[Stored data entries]

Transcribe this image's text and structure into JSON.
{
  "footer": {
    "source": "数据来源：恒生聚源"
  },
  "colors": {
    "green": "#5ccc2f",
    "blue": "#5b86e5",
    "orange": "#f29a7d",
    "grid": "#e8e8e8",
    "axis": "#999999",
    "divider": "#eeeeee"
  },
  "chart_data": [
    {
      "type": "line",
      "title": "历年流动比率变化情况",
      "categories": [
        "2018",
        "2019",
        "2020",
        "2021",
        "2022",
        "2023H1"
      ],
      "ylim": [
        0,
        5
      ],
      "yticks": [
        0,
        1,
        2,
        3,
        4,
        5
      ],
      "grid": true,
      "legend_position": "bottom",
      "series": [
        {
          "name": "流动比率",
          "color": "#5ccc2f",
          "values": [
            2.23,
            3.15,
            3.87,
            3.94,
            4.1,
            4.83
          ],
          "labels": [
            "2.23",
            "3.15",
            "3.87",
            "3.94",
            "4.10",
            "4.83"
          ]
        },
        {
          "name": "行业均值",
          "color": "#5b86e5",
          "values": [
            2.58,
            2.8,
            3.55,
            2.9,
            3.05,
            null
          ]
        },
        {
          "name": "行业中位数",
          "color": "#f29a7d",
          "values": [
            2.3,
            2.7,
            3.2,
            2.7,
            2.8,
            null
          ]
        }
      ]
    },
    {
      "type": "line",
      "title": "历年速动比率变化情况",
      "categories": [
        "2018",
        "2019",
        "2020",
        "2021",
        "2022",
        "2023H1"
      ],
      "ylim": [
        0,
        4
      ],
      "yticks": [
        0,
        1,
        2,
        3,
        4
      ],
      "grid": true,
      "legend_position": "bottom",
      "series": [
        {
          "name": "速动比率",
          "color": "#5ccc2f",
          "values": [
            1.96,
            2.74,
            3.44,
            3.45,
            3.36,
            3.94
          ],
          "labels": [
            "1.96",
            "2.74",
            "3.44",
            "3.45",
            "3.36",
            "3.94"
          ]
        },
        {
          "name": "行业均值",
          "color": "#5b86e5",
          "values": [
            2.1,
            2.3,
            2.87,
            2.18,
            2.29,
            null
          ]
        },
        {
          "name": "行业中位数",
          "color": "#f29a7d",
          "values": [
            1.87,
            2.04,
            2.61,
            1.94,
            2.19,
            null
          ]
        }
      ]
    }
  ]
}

● WRITTEN TASK
All the entries above need to be reproduced exactly.

● OUTPUT OF THE TASK
Transcribe this image's text and structure into JSON.
{
  "footer": {
    "source": "数据来源：恒生聚源"
  },
  "colors": {
    "green": "#5ccc2f",
    "blue": "#5b86e5",
    "orange": "#f29a7d",
    "grid": "#e8e8e8",
    "axis": "#999999",
    "divider": "#eeeeee"
  },
  "chart_data": [
    {
      "type": "line",
      "title": "历年流动比率变化情况",
      "categories": [
        "2018",
        "2019",
        "2020",
        "2021",
        "2022",
        "2023H1"
      ],
      "ylim": [
        0,
        5
      ],
      "yticks": [
        0,
        1,
        2,
        3,
        4,
        5
      ],
      "grid": true,
      "legend_position": "bottom",
      "series": [
        {
          "name": "流动比率",
          "color": "#5ccc2f",
          "values": [
            2.23,
            3.15,
            3.87,
            3.94,
            4.1,
            4.83
          ],
          "labels": [
            "2.23",
            "3.15",
            "3.87",
            "3.94",
            "4.10",
            "4.83"
          ]
        },
        {
          "name": "行业均值",
          "color": "#5b86e5",
          "values": [
            2.58,
            2.8,
            3.55,
            2.9,
            3.05,
            null
          ]
        },
        {
          "name": "行业中位数",
          "color": "#f29a7d",
          "values": [
            2.3,
            2.7,
            3.2,
            2.7,
            2.8,
            null
          ]
        }
      ]
    },
    {
      "type": "line",
      "title": "历年速动比率变化情况",
      "categories": [
        "2018",
        "2019",
        "2020",
        "2021",
        "2022",
        "2023H1"
      ],
      "ylim": [
        0,
        4
      ],
      "yticks": [
        0,
        1,
        2,
        3,
        4
      ],
      "grid": true,
      "legend_position": "bottom",
      "series": [
        {
          "name": "速动比率",
          "color": "#5ccc2f",
          "values": [
            1.96,
            2.74,
            3.44,
            3.45,
            3.36,
            3.94
          ],
          "labels": [
            "1.96",
            "2.74",
            "3.44",
            "3.45",
            "3.36",
            "3.94"
          ]
        },
        {
          "name": "行业均值",
          "color": "#5b86e5",
          "values": [
            2.1,
            2.3,
            2.87,
            2.18,
            2.29,
            null
          ]
        },
        {
          "name": "行业中位数",
          "color": "#f29a7d",
          "values": [
            1.87,
            2.04,
            2.61,
            1.94,
            2.19,
            null
          ]
        }
      ]
    }
  ]
}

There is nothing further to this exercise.